begin RECORDS TO PROCESS

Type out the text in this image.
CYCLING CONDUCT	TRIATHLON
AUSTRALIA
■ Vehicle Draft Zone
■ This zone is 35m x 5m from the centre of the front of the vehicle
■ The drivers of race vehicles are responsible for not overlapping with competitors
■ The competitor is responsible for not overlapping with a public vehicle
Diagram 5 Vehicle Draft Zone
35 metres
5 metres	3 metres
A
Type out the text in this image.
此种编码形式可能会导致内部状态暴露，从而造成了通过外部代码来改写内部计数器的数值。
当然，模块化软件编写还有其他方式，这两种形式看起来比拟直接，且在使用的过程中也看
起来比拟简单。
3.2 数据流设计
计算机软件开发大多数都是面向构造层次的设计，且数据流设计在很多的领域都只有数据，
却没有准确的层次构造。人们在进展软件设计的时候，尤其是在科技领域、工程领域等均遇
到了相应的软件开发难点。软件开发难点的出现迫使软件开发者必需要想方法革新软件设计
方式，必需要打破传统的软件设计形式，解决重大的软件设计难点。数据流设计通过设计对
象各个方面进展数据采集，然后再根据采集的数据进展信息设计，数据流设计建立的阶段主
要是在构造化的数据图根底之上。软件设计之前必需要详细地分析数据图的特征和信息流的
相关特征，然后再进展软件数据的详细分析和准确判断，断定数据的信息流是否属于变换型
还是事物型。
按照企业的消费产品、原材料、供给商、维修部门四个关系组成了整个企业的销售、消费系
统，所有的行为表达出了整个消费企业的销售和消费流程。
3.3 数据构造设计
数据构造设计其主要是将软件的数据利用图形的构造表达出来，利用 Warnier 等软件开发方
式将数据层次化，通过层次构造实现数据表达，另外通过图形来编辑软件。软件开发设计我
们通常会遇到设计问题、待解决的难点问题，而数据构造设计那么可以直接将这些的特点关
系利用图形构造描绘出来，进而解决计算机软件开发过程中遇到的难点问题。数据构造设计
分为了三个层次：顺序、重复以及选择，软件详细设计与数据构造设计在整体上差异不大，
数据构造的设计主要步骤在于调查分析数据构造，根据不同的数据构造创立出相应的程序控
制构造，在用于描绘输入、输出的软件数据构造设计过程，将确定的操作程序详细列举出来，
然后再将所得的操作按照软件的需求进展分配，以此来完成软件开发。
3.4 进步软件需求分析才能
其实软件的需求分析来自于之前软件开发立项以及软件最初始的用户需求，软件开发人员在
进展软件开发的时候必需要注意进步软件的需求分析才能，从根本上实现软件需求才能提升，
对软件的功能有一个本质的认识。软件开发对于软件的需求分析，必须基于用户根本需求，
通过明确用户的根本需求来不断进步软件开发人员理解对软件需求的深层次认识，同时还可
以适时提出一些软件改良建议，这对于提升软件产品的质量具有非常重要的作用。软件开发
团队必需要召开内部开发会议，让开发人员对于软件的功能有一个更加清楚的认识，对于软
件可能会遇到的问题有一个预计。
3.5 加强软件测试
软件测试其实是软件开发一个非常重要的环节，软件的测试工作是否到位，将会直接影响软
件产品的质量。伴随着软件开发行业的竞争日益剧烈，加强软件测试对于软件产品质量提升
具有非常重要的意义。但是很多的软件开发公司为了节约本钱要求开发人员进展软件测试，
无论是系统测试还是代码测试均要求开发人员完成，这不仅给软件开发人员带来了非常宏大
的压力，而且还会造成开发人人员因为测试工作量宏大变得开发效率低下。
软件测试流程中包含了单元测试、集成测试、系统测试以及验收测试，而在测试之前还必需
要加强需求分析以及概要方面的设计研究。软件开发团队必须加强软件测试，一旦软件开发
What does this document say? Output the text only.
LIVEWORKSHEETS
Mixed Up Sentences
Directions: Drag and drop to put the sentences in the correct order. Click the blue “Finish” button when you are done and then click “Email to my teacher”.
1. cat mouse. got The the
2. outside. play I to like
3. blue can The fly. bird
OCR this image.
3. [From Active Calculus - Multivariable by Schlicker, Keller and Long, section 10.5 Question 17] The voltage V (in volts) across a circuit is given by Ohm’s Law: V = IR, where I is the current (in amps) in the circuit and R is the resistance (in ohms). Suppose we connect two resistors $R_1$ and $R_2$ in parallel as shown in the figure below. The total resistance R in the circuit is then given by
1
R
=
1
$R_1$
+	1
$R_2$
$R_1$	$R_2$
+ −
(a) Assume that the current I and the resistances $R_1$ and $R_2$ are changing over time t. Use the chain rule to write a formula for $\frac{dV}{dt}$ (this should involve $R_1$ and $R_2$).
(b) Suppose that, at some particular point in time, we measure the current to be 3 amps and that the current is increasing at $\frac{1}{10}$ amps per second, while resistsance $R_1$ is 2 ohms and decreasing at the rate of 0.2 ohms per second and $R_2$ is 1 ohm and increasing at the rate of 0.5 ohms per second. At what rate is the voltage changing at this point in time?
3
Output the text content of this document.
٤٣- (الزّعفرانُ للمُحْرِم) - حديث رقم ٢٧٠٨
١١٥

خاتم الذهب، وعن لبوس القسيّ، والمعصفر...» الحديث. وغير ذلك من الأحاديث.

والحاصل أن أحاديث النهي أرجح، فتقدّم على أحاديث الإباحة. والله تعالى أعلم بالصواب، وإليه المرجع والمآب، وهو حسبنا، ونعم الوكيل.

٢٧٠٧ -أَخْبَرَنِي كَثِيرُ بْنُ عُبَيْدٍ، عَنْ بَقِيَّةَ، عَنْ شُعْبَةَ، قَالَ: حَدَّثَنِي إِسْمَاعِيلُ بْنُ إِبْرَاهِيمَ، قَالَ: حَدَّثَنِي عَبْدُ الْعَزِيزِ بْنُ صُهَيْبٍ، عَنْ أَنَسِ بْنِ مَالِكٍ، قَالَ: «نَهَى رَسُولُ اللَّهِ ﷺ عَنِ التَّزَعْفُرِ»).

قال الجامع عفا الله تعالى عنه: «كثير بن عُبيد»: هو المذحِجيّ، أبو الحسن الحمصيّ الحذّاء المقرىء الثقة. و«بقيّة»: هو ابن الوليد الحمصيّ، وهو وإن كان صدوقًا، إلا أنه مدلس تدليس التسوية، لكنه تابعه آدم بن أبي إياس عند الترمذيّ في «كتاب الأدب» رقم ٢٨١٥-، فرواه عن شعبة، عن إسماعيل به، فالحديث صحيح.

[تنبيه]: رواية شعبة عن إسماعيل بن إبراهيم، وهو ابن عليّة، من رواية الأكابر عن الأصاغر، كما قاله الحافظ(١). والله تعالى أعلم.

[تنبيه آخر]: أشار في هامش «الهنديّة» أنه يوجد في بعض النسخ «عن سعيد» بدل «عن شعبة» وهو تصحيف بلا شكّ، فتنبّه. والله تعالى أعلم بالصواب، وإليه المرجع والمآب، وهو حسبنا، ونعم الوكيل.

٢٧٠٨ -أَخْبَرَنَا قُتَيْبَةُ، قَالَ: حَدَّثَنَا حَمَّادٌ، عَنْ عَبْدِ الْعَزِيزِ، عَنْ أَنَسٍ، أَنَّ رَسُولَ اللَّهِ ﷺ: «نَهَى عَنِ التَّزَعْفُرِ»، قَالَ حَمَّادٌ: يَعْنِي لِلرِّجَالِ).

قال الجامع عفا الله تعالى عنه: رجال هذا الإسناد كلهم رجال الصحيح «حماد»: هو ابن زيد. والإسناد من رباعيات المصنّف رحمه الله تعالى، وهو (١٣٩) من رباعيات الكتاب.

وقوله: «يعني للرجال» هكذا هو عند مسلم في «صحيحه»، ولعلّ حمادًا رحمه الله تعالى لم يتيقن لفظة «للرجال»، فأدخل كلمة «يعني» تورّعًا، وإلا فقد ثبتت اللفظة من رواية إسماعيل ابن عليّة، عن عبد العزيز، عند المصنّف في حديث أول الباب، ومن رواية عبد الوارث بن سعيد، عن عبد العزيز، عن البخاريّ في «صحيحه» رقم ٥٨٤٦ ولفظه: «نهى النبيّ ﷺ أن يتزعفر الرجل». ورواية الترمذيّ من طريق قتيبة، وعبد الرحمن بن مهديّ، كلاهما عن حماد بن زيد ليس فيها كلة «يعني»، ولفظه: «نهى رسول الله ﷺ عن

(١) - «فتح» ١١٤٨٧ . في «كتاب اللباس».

end RECORDS TO PROCESS

* _GIVEN PROBLEM_
Return every line above in which the string "Draft" occurs.

* _COMPLETE ANSWER_
■ Vehicle Draft Zone
Diagram 5 Vehicle Draft Zone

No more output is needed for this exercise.